* **AIM**:
Return every line of the records below verbatim, with no pictures in the copy.

## START SUPPLIED DATA

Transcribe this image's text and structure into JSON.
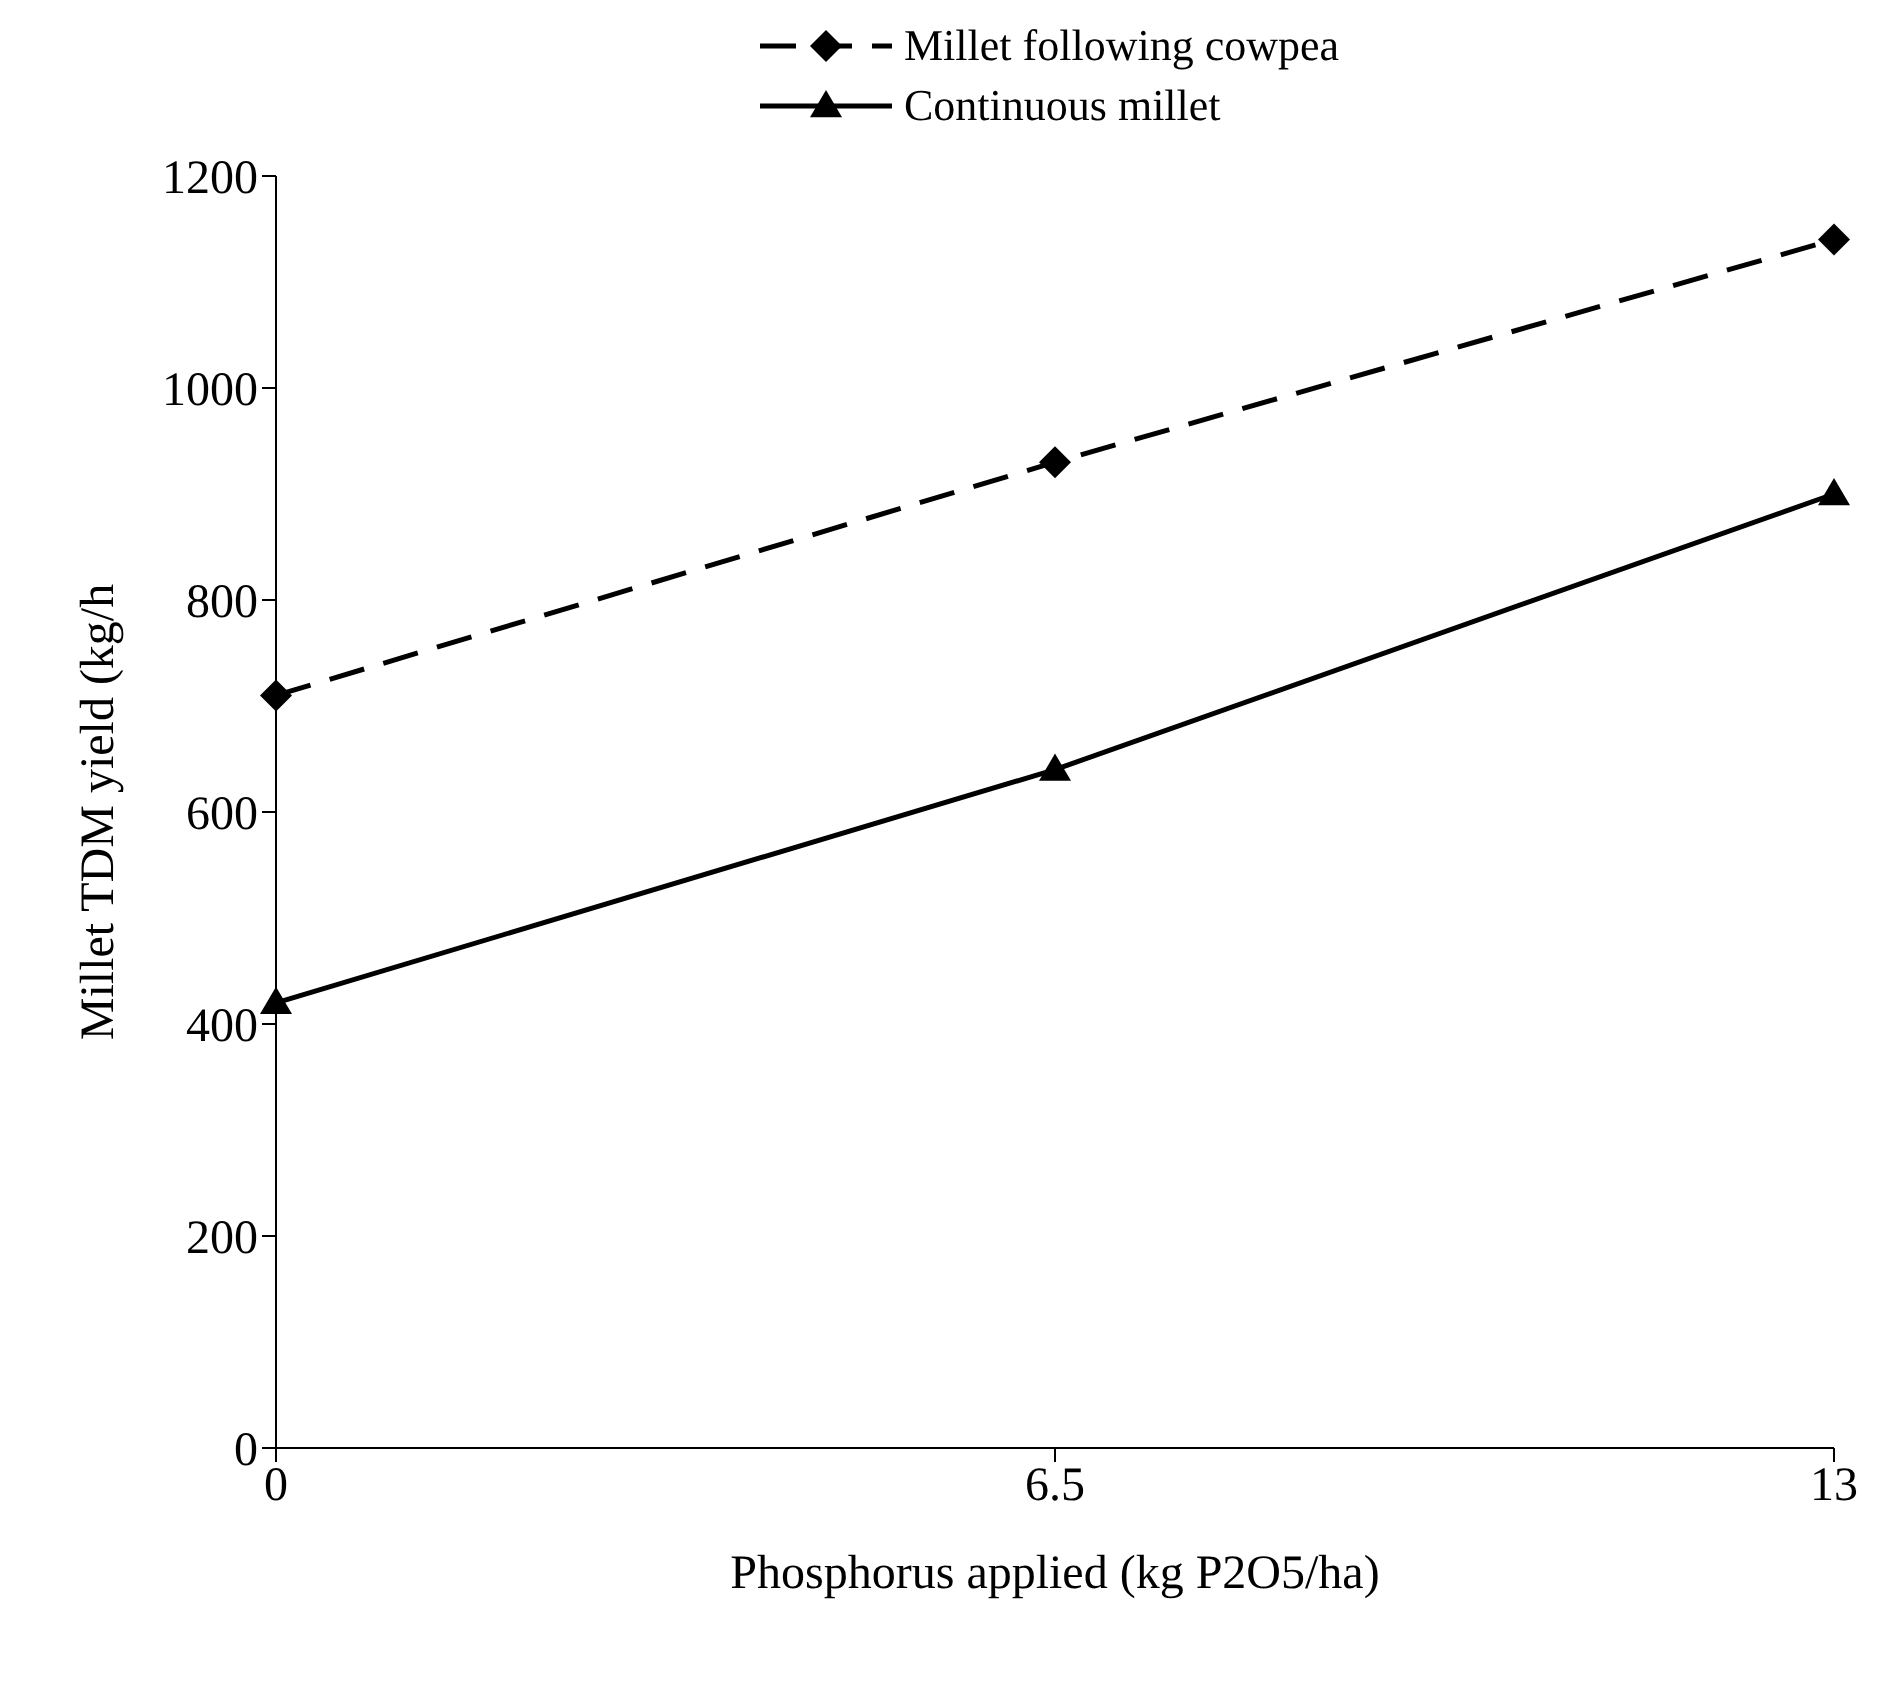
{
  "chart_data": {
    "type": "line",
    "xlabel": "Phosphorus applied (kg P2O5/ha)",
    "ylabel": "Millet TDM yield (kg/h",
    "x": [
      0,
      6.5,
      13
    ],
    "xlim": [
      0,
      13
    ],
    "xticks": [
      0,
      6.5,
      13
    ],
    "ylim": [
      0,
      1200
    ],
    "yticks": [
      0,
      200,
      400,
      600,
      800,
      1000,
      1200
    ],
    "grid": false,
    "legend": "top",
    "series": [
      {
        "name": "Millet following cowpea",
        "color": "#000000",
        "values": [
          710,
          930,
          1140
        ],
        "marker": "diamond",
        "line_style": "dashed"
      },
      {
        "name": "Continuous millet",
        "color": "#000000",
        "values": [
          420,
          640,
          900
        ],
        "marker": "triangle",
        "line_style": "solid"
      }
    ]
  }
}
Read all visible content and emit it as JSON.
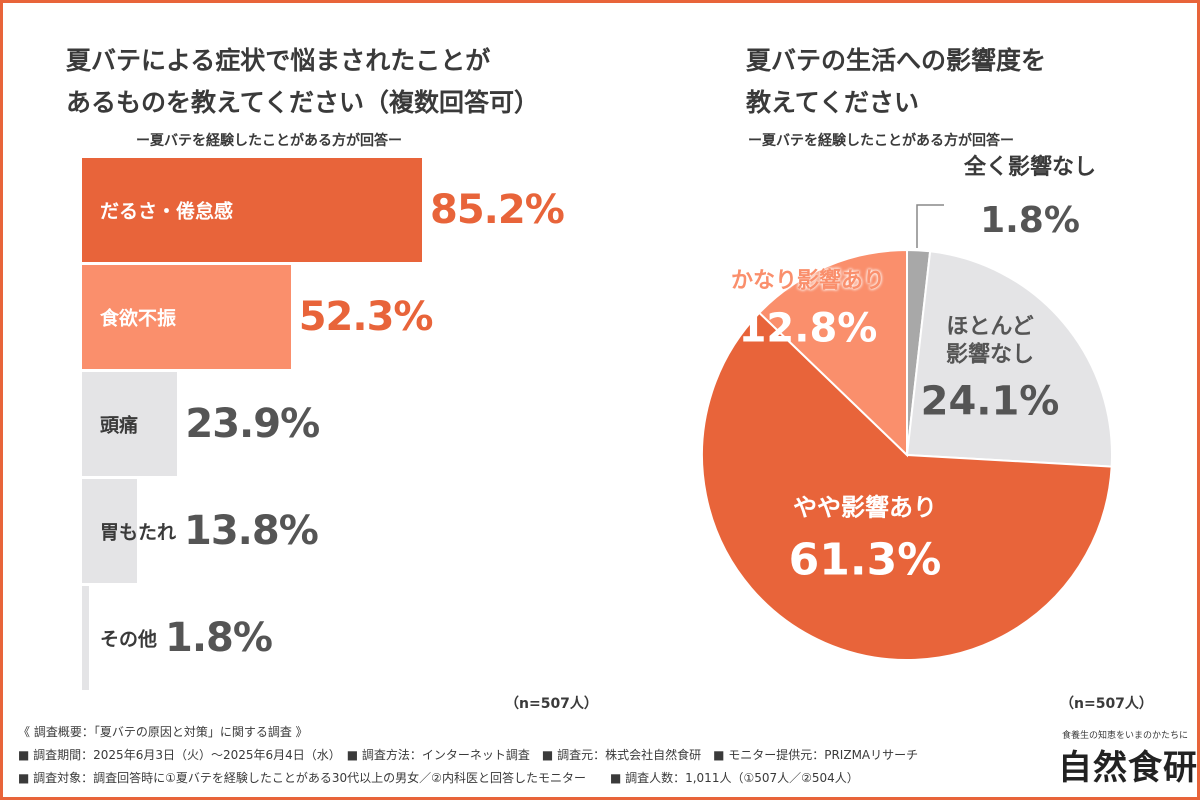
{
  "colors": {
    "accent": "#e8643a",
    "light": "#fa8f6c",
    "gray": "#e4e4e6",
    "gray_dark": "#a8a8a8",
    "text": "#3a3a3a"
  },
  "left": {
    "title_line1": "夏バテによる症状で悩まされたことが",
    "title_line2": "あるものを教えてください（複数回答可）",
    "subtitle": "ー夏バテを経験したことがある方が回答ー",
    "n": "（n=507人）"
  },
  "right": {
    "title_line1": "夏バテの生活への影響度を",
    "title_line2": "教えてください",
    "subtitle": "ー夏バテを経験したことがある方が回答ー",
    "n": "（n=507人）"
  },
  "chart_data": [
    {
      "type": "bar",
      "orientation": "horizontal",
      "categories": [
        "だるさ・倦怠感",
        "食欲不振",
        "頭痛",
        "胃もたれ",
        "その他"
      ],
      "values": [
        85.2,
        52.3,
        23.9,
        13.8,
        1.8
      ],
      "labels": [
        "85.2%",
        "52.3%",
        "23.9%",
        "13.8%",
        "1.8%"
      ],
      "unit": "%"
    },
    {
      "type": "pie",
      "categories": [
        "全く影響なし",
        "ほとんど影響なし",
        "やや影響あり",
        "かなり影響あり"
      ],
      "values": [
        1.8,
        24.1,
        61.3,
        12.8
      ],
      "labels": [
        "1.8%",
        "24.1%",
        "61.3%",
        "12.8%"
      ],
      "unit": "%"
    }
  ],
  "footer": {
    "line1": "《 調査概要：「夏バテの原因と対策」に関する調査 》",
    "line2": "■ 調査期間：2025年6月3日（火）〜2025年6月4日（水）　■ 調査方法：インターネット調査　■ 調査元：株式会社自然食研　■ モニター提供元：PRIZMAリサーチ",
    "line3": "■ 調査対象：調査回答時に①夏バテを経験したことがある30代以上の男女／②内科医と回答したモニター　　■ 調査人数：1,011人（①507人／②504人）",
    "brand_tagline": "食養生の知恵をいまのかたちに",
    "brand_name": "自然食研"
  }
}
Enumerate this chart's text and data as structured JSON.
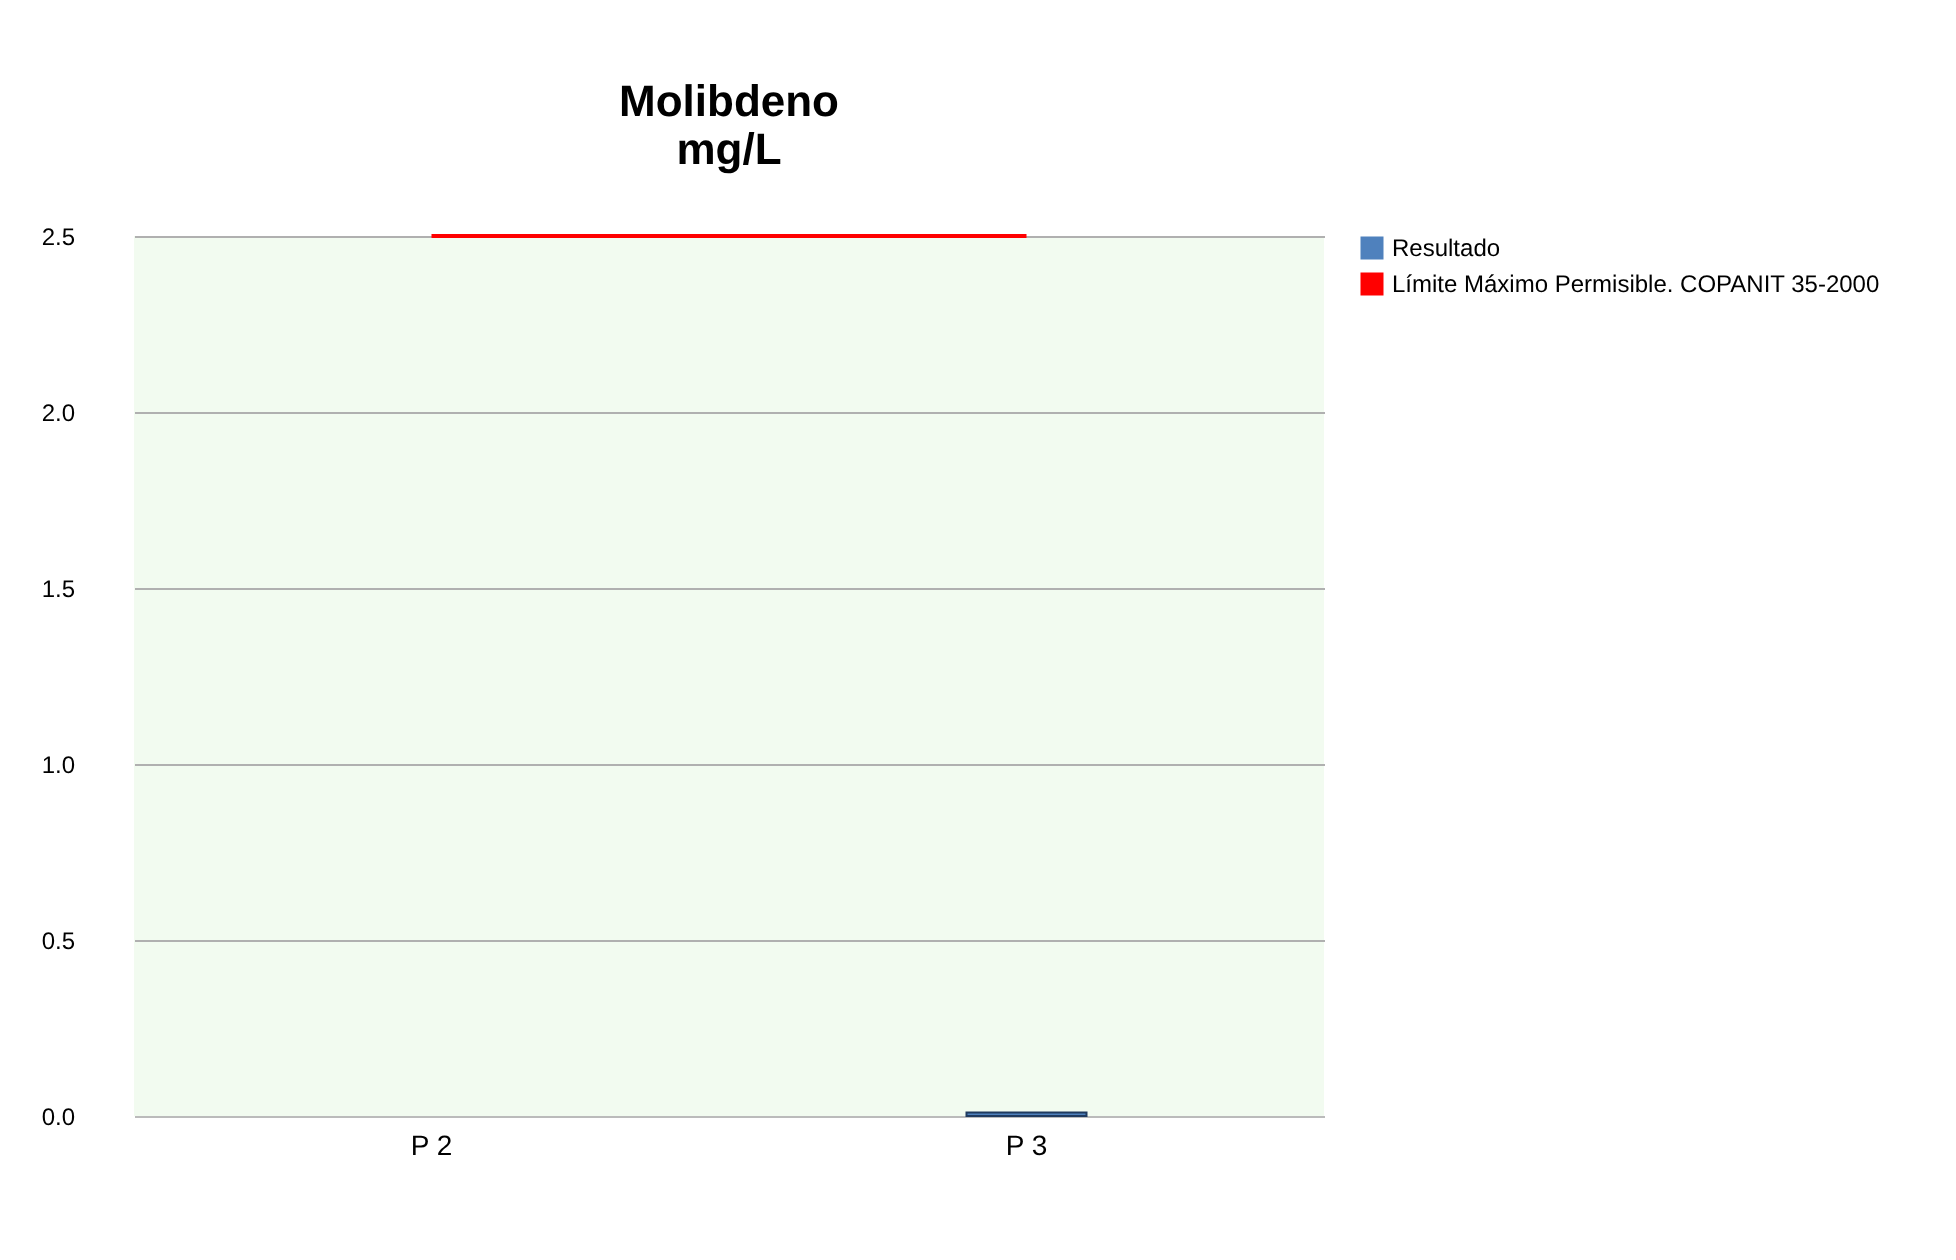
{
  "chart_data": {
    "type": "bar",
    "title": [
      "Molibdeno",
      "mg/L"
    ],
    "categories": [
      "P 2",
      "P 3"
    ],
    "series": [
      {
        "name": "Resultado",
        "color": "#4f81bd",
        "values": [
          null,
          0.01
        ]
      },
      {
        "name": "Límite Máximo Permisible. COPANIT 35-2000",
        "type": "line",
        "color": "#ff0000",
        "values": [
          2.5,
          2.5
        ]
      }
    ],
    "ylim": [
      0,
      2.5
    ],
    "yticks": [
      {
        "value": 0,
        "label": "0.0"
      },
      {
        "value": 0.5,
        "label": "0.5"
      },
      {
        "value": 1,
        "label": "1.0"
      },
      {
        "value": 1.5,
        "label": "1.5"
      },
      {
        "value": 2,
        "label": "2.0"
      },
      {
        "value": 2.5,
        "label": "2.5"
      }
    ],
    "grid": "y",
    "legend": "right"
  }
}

## END SUPPLIED DATA

* **TASK SOLUTION**:
Transcribe this image's text and structure into JSON.
{
  "chart_data": {
    "type": "line",
    "xlabel": "Phosphorus applied (kg P2O5/ha)",
    "ylabel": "Millet TDM yield (kg/h",
    "x": [
      0,
      6.5,
      13
    ],
    "xlim": [
      0,
      13
    ],
    "xticks": [
      0,
      6.5,
      13
    ],
    "ylim": [
      0,
      1200
    ],
    "yticks": [
      0,
      200,
      400,
      600,
      800,
      1000,
      1200
    ],
    "grid": false,
    "legend": "top",
    "series": [
      {
        "name": "Millet following cowpea",
        "color": "#000000",
        "values": [
          710,
          930,
          1140
        ],
        "marker": "diamond",
        "line_style": "dashed"
      },
      {
        "name": "Continuous millet",
        "color": "#000000",
        "values": [
          420,
          640,
          900
        ],
        "marker": "triangle",
        "line_style": "solid"
      }
    ]
  }
}
Read all visible content and emit it as JSON.
{
  "colors": {
    "accent": "#e8643a",
    "light": "#fa8f6c",
    "gray": "#e4e4e6",
    "gray_dark": "#a8a8a8",
    "text": "#3a3a3a"
  },
  "left": {
    "title_line1": "夏バテによる症状で悩まされたことが",
    "title_line2": "あるものを教えてください（複数回答可）",
    "subtitle": "ー夏バテを経験したことがある方が回答ー",
    "n": "（n=507人）"
  },
  "right": {
    "title_line1": "夏バテの生活への影響度を",
    "title_line2": "教えてください",
    "subtitle": "ー夏バテを経験したことがある方が回答ー",
    "n": "（n=507人）"
  },
  "chart_data": [
    {
      "type": "bar",
      "orientation": "horizontal",
      "categories": [
        "だるさ・倦怠感",
        "食欲不振",
        "頭痛",
        "胃もたれ",
        "その他"
      ],
      "values": [
        85.2,
        52.3,
        23.9,
        13.8,
        1.8
      ],
      "labels": [
        "85.2%",
        "52.3%",
        "23.9%",
        "13.8%",
        "1.8%"
      ],
      "unit": "%"
    },
    {
      "type": "pie",
      "categories": [
        "全く影響なし",
        "ほとんど影響なし",
        "やや影響あり",
        "かなり影響あり"
      ],
      "values": [
        1.8,
        24.1,
        61.3,
        12.8
      ],
      "labels": [
        "1.8%",
        "24.1%",
        "61.3%",
        "12.8%"
      ],
      "unit": "%"
    }
  ],
  "footer": {
    "line1": "《 調査概要：「夏バテの原因と対策」に関する調査 》",
    "line2": "■ 調査期間：2025年6月3日（火）〜2025年6月4日（水）　■ 調査方法：インターネット調査　■ 調査元：株式会社自然食研　■ モニター提供元：PRIZMAリサーチ",
    "line3": "■ 調査対象：調査回答時に①夏バテを経験したことがある30代以上の男女／②内科医と回答したモニター　　■ 調査人数：1,011人（①507人／②504人）",
    "brand_tagline": "食養生の知恵をいまのかたちに",
    "brand_name": "自然食研"
  }
}
Enumerate this chart's text and data as structured JSON.
{
  "chart_data": {
    "type": "bar",
    "title": [
      "Molibdeno",
      "mg/L"
    ],
    "categories": [
      "P 2",
      "P 3"
    ],
    "series": [
      {
        "name": "Resultado",
        "color": "#4f81bd",
        "values": [
          null,
          0.01
        ]
      },
      {
        "name": "Límite Máximo Permisible. COPANIT 35-2000",
        "type": "line",
        "color": "#ff0000",
        "values": [
          2.5,
          2.5
        ]
      }
    ],
    "ylim": [
      0,
      2.5
    ],
    "yticks": [
      {
        "value": 0,
        "label": "0.0"
      },
      {
        "value": 0.5,
        "label": "0.5"
      },
      {
        "value": 1,
        "label": "1.0"
      },
      {
        "value": 1.5,
        "label": "1.5"
      },
      {
        "value": 2,
        "label": "2.0"
      },
      {
        "value": 2.5,
        "label": "2.5"
      }
    ],
    "grid": "y",
    "legend": "right"
  }
}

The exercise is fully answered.